# START OF AVAILABLE DATA

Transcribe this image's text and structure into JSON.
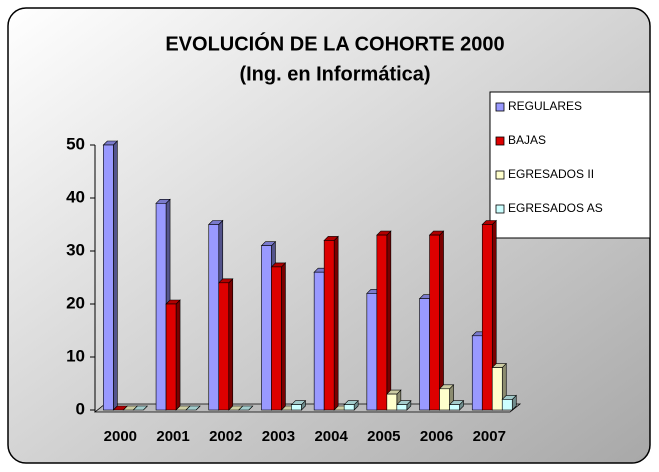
{
  "chart_data": {
    "type": "bar",
    "title": "EVOLUCIÓN DE LA COHORTE 2000",
    "subtitle": "(Ing. en Informática)",
    "categories": [
      "2000",
      "2001",
      "2002",
      "2003",
      "2004",
      "2005",
      "2006",
      "2007"
    ],
    "series": [
      {
        "name": "REGULARES",
        "color": "#9999ff",
        "values": [
          50,
          39,
          35,
          31,
          26,
          22,
          21,
          14
        ]
      },
      {
        "name": "BAJAS",
        "color": "#dd0000",
        "values": [
          0,
          20,
          24,
          27,
          32,
          33,
          33,
          35
        ]
      },
      {
        "name": "EGRESADOS II",
        "color": "#ffffcc",
        "values": [
          0,
          0,
          0,
          0,
          0,
          3,
          4,
          8
        ]
      },
      {
        "name": "EGRESADOS AS",
        "color": "#ccffff",
        "values": [
          0,
          0,
          0,
          1,
          1,
          1,
          1,
          2
        ]
      }
    ],
    "ylim": [
      0,
      50
    ],
    "yticks": [
      0,
      10,
      20,
      30,
      40,
      50
    ],
    "legend": "right"
  }
}
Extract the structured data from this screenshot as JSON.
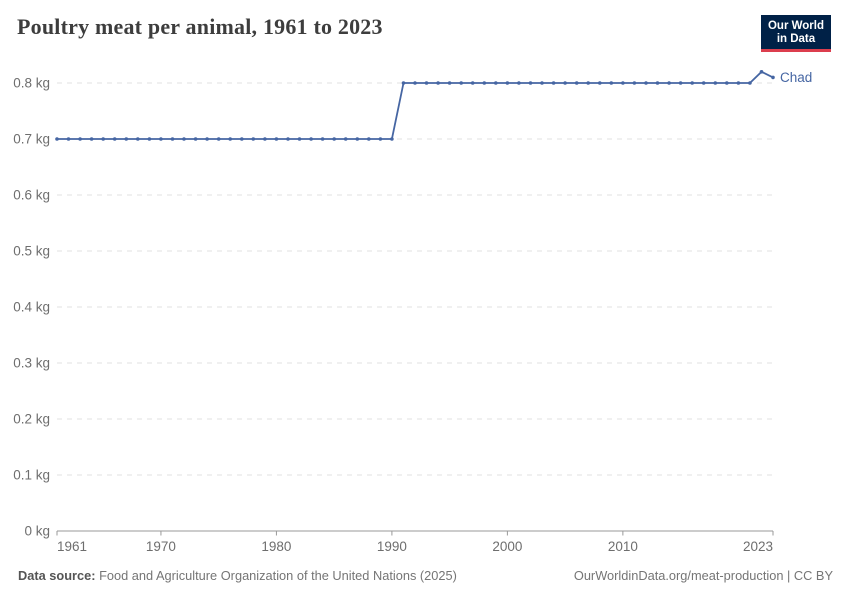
{
  "header": {
    "title": "Poultry meat per animal, 1961 to 2023",
    "logo": {
      "line1": "Our World",
      "line2": "in Data",
      "bg_color": "#002147",
      "accent_color": "#dc3e4e"
    }
  },
  "footer": {
    "source_label": "Data source:",
    "source_text": " Food and Agriculture Organization of the United Nations (2025)",
    "link_text": "OurWorldinData.org/meat-production | CC BY"
  },
  "chart_data": {
    "type": "line",
    "title": "Poultry meat per animal, 1961 to 2023",
    "unit": "kg",
    "grid": "dashed-horizontal",
    "legend": "end-of-line-label",
    "xlim": [
      1961,
      2023
    ],
    "ylim": [
      0,
      0.8
    ],
    "xticks": [
      1961,
      1970,
      1980,
      1990,
      2000,
      2010,
      2023
    ],
    "yticks": [
      {
        "value": 0,
        "label": "0 kg"
      },
      {
        "value": 0.1,
        "label": "0.1 kg"
      },
      {
        "value": 0.2,
        "label": "0.2 kg"
      },
      {
        "value": 0.3,
        "label": "0.3 kg"
      },
      {
        "value": 0.4,
        "label": "0.4 kg"
      },
      {
        "value": 0.5,
        "label": "0.5 kg"
      },
      {
        "value": 0.6,
        "label": "0.6 kg"
      },
      {
        "value": 0.7,
        "label": "0.7 kg"
      },
      {
        "value": 0.8,
        "label": "0.8 kg"
      }
    ],
    "x": [
      1961,
      1962,
      1963,
      1964,
      1965,
      1966,
      1967,
      1968,
      1969,
      1970,
      1971,
      1972,
      1973,
      1974,
      1975,
      1976,
      1977,
      1978,
      1979,
      1980,
      1981,
      1982,
      1983,
      1984,
      1985,
      1986,
      1987,
      1988,
      1989,
      1990,
      1991,
      1992,
      1993,
      1994,
      1995,
      1996,
      1997,
      1998,
      1999,
      2000,
      2001,
      2002,
      2003,
      2004,
      2005,
      2006,
      2007,
      2008,
      2009,
      2010,
      2011,
      2012,
      2013,
      2014,
      2015,
      2016,
      2017,
      2018,
      2019,
      2020,
      2021,
      2022,
      2023
    ],
    "series": [
      {
        "name": "Chad",
        "color": "#4666a3",
        "values": [
          0.7,
          0.7,
          0.7,
          0.7,
          0.7,
          0.7,
          0.7,
          0.7,
          0.7,
          0.7,
          0.7,
          0.7,
          0.7,
          0.7,
          0.7,
          0.7,
          0.7,
          0.7,
          0.7,
          0.7,
          0.7,
          0.7,
          0.7,
          0.7,
          0.7,
          0.7,
          0.7,
          0.7,
          0.7,
          0.7,
          0.8,
          0.8,
          0.8,
          0.8,
          0.8,
          0.8,
          0.8,
          0.8,
          0.8,
          0.8,
          0.8,
          0.8,
          0.8,
          0.8,
          0.8,
          0.8,
          0.8,
          0.8,
          0.8,
          0.8,
          0.8,
          0.8,
          0.8,
          0.8,
          0.8,
          0.8,
          0.8,
          0.8,
          0.8,
          0.8,
          0.8,
          0.82,
          0.81
        ]
      }
    ],
    "axis_color": "#999999",
    "gridline_color": "#e0e0e0",
    "tick_label_color": "#6e6e6e"
  }
}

# END OF AVAILABLE DATA

TO BE DONE: Reproduce the listing word for word and omit its pictures.

OUTPUT OF THE EXERCISE:
Transcribe this image's text and structure into JSON.
{
  "chart_data": {
    "type": "bar",
    "title": "EVOLUCIÓN DE LA COHORTE 2000",
    "subtitle": "(Ing. en Informática)",
    "categories": [
      "2000",
      "2001",
      "2002",
      "2003",
      "2004",
      "2005",
      "2006",
      "2007"
    ],
    "series": [
      {
        "name": "REGULARES",
        "color": "#9999ff",
        "values": [
          50,
          39,
          35,
          31,
          26,
          22,
          21,
          14
        ]
      },
      {
        "name": "BAJAS",
        "color": "#dd0000",
        "values": [
          0,
          20,
          24,
          27,
          32,
          33,
          33,
          35
        ]
      },
      {
        "name": "EGRESADOS II",
        "color": "#ffffcc",
        "values": [
          0,
          0,
          0,
          0,
          0,
          3,
          4,
          8
        ]
      },
      {
        "name": "EGRESADOS AS",
        "color": "#ccffff",
        "values": [
          0,
          0,
          0,
          1,
          1,
          1,
          1,
          2
        ]
      }
    ],
    "ylim": [
      0,
      50
    ],
    "yticks": [
      0,
      10,
      20,
      30,
      40,
      50
    ],
    "legend": "right"
  }
}
Extract the structured data from this screenshot as JSON.
{
  "header": {
    "title": "Poultry meat per animal, 1961 to 2023",
    "logo": {
      "line1": "Our World",
      "line2": "in Data",
      "bg_color": "#002147",
      "accent_color": "#dc3e4e"
    }
  },
  "footer": {
    "source_label": "Data source:",
    "source_text": " Food and Agriculture Organization of the United Nations (2025)",
    "link_text": "OurWorldinData.org/meat-production | CC BY"
  },
  "chart_data": {
    "type": "line",
    "title": "Poultry meat per animal, 1961 to 2023",
    "unit": "kg",
    "grid": "dashed-horizontal",
    "legend": "end-of-line-label",
    "xlim": [
      1961,
      2023
    ],
    "ylim": [
      0,
      0.8
    ],
    "xticks": [
      1961,
      1970,
      1980,
      1990,
      2000,
      2010,
      2023
    ],
    "yticks": [
      {
        "value": 0,
        "label": "0 kg"
      },
      {
        "value": 0.1,
        "label": "0.1 kg"
      },
      {
        "value": 0.2,
        "label": "0.2 kg"
      },
      {
        "value": 0.3,
        "label": "0.3 kg"
      },
      {
        "value": 0.4,
        "label": "0.4 kg"
      },
      {
        "value": 0.5,
        "label": "0.5 kg"
      },
      {
        "value": 0.6,
        "label": "0.6 kg"
      },
      {
        "value": 0.7,
        "label": "0.7 kg"
      },
      {
        "value": 0.8,
        "label": "0.8 kg"
      }
    ],
    "x": [
      1961,
      1962,
      1963,
      1964,
      1965,
      1966,
      1967,
      1968,
      1969,
      1970,
      1971,
      1972,
      1973,
      1974,
      1975,
      1976,
      1977,
      1978,
      1979,
      1980,
      1981,
      1982,
      1983,
      1984,
      1985,
      1986,
      1987,
      1988,
      1989,
      1990,
      1991,
      1992,
      1993,
      1994,
      1995,
      1996,
      1997,
      1998,
      1999,
      2000,
      2001,
      2002,
      2003,
      2004,
      2005,
      2006,
      2007,
      2008,
      2009,
      2010,
      2011,
      2012,
      2013,
      2014,
      2015,
      2016,
      2017,
      2018,
      2019,
      2020,
      2021,
      2022,
      2023
    ],
    "series": [
      {
        "name": "Chad",
        "color": "#4666a3",
        "values": [
          0.7,
          0.7,
          0.7,
          0.7,
          0.7,
          0.7,
          0.7,
          0.7,
          0.7,
          0.7,
          0.7,
          0.7,
          0.7,
          0.7,
          0.7,
          0.7,
          0.7,
          0.7,
          0.7,
          0.7,
          0.7,
          0.7,
          0.7,
          0.7,
          0.7,
          0.7,
          0.7,
          0.7,
          0.7,
          0.7,
          0.8,
          0.8,
          0.8,
          0.8,
          0.8,
          0.8,
          0.8,
          0.8,
          0.8,
          0.8,
          0.8,
          0.8,
          0.8,
          0.8,
          0.8,
          0.8,
          0.8,
          0.8,
          0.8,
          0.8,
          0.8,
          0.8,
          0.8,
          0.8,
          0.8,
          0.8,
          0.8,
          0.8,
          0.8,
          0.8,
          0.8,
          0.82,
          0.81
        ]
      }
    ],
    "axis_color": "#999999",
    "gridline_color": "#e0e0e0",
    "tick_label_color": "#6e6e6e"
  }
}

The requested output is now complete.